▸ **EXERCISE REQUIREMENTS**
Copy all the lines below without altering anything.

-- SUPPLIED INFORMATION follows --

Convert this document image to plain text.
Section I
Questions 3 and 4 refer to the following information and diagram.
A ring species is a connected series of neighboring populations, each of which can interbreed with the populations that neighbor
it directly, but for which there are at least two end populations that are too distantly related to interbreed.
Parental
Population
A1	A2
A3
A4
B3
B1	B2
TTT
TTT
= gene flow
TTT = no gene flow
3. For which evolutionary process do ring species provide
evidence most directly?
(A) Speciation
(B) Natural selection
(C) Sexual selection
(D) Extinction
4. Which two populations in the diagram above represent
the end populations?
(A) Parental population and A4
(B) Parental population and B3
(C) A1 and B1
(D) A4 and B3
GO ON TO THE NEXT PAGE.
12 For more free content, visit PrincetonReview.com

-- SUPPLIED INFORMATION concluded --

▸ **SOLUTION**
Convert this document image to plain text.
Section I
Questions 3 and 4 refer to the following information and diagram.
A ring species is a connected series of neighboring populations, each of which can interbreed with the populations that neighbor
it directly, but for which there are at least two end populations that are too distantly related to interbreed.
Parental
Population
A1	A2
A3
A4
B3
B1	B2
TTT
TTT
= gene flow
TTT = no gene flow
3. For which evolutionary process do ring species provide
evidence most directly?
(A) Speciation
(B) Natural selection
(C) Sexual selection
(D) Extinction
4. Which two populations in the diagram above represent
the end populations?
(A) Parental population and A4
(B) Parental population and B3
(C) A1 and B1
(D) A4 and B3
GO ON TO THE NEXT PAGE.
12 For more free content, visit PrincetonReview.com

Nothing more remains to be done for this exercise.